→ **Supplied data**:
● ● ● ● ● ● ●

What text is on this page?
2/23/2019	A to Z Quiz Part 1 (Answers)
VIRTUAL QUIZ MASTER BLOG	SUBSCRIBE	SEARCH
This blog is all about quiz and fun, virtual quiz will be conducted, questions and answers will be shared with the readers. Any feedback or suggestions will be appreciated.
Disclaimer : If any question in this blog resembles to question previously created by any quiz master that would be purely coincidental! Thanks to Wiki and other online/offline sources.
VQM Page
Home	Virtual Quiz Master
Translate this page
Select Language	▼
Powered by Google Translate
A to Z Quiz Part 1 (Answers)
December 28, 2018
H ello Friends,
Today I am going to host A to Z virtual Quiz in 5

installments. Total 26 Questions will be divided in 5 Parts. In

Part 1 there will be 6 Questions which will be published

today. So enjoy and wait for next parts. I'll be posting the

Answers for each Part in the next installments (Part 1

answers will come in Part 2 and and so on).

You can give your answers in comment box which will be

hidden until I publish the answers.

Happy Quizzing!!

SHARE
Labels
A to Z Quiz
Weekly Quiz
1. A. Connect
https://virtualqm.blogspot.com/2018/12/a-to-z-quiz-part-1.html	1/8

● ● ● ● ● ● ●

→ **The request**: Filter the data for the string "next" and copy every line that has it.

→ **Complete response**:
today. So enjoy and wait for next parts. I'll be posting the
Answers for each Part in the next installments (Part 1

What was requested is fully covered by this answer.